### Input
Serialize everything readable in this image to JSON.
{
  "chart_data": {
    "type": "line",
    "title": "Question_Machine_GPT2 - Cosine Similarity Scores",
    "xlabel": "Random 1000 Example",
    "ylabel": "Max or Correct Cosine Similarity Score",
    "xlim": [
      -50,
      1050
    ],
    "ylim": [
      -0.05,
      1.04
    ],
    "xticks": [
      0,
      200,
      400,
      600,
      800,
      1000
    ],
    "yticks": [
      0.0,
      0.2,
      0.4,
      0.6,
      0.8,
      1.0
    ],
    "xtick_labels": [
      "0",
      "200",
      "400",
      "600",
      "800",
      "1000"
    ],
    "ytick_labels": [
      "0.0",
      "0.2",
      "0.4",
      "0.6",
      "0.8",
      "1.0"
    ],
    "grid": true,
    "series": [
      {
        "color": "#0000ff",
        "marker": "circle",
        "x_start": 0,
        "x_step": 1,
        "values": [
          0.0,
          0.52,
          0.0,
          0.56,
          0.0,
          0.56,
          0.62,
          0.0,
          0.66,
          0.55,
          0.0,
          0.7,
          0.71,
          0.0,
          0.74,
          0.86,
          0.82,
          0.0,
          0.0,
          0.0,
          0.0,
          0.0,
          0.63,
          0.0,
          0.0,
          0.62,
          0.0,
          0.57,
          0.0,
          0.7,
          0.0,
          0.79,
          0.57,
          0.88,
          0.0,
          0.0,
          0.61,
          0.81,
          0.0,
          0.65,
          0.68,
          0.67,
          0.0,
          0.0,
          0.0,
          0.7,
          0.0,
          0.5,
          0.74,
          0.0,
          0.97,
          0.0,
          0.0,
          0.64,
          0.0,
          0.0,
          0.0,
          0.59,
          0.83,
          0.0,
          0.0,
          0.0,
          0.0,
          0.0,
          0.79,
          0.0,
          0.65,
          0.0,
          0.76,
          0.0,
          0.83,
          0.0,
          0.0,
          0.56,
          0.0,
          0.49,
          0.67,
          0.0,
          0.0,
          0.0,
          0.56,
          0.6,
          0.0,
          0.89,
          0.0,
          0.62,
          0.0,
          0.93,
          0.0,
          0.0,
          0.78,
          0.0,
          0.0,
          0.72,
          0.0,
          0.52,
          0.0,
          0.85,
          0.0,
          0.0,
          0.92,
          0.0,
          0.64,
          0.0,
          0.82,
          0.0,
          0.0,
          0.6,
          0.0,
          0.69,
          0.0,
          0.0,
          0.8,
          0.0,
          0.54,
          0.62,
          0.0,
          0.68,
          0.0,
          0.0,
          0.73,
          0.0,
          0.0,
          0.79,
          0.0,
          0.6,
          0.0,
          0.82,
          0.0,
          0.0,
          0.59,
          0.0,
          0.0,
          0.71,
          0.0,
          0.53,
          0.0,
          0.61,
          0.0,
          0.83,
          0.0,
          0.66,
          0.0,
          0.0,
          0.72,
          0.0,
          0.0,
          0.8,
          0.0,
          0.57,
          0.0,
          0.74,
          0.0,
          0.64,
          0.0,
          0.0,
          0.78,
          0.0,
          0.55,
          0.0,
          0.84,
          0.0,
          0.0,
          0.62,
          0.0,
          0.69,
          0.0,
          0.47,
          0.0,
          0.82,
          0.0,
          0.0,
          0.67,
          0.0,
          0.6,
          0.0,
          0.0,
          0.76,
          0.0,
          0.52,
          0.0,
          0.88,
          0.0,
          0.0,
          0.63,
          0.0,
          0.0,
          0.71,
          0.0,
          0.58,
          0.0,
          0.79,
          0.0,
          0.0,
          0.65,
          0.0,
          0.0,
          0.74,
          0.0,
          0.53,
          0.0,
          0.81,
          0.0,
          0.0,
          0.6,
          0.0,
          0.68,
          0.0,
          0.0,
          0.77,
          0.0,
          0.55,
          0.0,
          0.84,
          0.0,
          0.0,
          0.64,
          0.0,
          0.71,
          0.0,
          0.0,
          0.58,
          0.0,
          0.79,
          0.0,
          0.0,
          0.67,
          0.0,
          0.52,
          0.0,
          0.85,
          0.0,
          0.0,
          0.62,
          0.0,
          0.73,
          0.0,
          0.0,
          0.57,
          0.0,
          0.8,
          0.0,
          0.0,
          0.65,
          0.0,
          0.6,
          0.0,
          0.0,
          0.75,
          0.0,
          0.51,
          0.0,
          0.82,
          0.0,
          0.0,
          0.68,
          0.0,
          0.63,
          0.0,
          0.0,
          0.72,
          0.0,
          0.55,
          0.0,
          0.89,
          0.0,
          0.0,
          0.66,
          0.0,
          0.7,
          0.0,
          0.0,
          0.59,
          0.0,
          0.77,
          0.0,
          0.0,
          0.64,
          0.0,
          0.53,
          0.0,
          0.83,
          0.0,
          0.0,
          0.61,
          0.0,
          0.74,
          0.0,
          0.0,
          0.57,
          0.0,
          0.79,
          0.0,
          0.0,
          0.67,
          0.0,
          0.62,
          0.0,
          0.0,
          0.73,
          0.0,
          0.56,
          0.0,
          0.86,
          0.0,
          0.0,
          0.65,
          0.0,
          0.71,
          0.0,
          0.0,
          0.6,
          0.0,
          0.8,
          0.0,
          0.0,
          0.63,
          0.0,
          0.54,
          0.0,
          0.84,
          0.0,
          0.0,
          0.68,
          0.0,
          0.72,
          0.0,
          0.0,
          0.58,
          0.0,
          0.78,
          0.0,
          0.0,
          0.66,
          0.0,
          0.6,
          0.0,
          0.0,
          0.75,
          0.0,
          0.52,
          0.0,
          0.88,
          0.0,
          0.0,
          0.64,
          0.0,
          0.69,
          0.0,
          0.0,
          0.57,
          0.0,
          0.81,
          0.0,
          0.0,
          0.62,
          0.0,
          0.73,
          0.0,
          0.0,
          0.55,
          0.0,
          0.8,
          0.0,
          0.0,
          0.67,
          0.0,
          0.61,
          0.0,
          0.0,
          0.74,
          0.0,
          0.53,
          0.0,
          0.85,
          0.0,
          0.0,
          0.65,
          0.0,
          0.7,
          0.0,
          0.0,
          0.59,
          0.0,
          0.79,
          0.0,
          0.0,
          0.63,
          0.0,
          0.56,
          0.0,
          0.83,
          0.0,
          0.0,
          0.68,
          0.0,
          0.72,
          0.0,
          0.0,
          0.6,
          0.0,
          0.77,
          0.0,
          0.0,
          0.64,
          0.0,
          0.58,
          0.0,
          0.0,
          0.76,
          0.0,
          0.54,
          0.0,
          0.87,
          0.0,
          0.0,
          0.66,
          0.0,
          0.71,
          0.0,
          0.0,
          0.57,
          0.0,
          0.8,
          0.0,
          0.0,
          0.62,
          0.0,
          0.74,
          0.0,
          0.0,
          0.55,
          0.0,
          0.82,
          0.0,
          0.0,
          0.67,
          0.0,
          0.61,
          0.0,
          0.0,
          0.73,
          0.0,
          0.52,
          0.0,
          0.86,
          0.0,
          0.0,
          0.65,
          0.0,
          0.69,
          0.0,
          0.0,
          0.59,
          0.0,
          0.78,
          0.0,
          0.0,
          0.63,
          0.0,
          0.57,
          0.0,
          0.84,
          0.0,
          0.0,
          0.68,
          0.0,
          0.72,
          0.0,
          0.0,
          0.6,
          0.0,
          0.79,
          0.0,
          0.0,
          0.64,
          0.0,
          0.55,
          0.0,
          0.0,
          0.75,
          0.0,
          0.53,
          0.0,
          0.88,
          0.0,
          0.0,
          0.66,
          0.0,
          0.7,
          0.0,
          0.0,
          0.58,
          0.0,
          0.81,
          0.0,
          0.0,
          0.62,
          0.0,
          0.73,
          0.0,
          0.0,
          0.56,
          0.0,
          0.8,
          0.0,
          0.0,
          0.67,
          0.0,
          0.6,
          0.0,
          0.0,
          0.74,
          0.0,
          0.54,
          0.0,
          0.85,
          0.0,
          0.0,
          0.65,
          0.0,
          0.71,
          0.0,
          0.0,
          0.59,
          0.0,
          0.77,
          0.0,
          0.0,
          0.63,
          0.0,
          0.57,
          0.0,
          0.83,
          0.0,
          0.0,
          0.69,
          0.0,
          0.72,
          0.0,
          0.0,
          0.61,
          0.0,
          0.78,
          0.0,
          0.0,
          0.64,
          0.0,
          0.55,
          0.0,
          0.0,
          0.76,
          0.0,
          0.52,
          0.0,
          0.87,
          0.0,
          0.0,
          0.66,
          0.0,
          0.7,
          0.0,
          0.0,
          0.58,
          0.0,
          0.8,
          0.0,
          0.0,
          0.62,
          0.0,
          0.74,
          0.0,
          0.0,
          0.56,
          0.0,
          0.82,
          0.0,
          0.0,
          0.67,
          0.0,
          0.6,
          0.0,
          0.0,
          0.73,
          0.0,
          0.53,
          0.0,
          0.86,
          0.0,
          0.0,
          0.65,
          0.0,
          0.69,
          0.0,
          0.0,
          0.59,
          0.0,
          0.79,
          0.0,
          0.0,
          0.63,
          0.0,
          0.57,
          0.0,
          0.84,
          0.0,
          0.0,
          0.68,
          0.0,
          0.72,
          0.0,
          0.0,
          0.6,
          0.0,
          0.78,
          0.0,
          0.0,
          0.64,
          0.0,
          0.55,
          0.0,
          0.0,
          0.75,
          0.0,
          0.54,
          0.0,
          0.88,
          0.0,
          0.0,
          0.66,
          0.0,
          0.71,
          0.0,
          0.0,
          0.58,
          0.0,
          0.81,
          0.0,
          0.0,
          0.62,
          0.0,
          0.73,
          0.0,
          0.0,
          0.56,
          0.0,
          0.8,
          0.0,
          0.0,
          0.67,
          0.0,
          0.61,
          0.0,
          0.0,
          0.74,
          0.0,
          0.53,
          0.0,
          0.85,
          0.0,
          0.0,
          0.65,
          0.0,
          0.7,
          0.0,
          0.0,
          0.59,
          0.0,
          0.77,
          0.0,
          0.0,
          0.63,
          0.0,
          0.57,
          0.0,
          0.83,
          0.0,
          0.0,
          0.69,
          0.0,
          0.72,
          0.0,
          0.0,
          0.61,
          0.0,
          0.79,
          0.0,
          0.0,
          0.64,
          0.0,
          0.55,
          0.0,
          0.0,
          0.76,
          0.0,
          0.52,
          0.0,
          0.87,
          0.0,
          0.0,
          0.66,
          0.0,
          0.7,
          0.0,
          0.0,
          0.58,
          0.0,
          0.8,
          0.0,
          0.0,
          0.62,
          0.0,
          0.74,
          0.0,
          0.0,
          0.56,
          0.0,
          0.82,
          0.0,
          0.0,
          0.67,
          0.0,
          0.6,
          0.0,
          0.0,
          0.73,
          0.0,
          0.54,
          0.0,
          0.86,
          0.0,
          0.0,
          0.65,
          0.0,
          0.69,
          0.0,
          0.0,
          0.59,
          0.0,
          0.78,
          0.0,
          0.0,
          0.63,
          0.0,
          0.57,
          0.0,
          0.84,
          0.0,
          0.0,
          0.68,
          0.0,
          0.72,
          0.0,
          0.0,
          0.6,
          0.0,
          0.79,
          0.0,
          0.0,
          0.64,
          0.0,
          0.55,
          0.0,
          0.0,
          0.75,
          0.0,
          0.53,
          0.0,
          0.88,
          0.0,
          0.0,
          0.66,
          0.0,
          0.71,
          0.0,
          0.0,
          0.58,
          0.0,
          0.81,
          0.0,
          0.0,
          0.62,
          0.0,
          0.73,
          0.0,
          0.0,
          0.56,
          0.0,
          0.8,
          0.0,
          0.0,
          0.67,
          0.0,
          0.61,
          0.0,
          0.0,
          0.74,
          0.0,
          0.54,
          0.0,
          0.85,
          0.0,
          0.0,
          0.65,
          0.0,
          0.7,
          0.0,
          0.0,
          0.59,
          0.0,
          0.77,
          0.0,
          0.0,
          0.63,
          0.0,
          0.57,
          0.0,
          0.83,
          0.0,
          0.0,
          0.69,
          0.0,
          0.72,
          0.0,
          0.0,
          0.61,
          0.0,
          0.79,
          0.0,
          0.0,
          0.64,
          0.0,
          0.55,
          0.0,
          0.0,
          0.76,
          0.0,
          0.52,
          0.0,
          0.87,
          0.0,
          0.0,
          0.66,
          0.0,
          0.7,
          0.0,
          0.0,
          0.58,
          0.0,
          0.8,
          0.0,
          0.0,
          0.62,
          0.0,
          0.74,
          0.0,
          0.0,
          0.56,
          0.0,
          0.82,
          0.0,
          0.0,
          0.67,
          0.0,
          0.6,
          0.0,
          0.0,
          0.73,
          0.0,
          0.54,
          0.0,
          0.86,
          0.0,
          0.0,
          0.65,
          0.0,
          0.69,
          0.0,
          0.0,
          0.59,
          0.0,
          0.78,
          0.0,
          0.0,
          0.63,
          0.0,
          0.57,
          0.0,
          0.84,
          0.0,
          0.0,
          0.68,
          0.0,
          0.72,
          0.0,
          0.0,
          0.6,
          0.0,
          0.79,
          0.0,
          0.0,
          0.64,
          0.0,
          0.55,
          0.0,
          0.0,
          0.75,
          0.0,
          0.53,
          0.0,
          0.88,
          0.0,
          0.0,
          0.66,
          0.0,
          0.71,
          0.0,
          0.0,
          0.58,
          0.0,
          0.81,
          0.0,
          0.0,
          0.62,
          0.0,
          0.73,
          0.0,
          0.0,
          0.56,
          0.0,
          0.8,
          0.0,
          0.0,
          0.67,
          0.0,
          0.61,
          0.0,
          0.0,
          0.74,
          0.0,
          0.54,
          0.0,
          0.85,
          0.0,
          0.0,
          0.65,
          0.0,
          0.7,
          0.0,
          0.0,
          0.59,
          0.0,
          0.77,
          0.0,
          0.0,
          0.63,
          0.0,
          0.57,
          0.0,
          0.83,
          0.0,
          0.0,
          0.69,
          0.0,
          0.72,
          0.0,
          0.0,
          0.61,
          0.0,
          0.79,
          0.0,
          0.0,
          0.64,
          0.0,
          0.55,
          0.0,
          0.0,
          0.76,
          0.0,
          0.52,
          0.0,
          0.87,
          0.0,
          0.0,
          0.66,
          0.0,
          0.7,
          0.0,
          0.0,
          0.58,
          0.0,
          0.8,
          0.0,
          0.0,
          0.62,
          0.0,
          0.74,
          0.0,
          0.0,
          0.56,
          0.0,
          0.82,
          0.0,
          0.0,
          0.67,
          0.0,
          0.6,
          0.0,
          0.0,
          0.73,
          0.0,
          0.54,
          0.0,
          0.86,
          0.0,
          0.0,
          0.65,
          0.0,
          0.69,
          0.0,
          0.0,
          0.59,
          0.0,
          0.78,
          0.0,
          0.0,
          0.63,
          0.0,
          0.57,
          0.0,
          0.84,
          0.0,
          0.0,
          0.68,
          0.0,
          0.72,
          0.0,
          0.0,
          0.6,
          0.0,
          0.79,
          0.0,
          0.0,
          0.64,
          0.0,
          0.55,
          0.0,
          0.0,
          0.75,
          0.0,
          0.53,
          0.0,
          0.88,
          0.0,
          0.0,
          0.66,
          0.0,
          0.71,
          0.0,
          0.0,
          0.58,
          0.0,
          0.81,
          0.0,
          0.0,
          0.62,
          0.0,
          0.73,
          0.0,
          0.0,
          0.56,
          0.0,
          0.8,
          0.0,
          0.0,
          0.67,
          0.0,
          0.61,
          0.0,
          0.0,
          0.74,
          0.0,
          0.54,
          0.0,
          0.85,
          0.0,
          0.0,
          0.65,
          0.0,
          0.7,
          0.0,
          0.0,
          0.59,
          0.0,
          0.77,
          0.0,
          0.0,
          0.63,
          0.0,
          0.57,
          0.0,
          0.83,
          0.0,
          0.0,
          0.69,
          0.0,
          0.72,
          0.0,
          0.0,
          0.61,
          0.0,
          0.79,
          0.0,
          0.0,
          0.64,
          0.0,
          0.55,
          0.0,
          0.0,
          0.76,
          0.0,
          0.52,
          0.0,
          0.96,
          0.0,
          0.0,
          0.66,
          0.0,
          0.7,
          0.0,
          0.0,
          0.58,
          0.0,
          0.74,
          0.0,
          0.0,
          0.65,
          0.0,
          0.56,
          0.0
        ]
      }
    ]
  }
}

### Exercise requirements
Copy out each line of the entries that holds "Cosine".

### Correct response
    "title": "Question_Machine_GPT2 - Cosine Similarity Scores",
    "ylabel": "Max or Correct Cosine Similarity Score",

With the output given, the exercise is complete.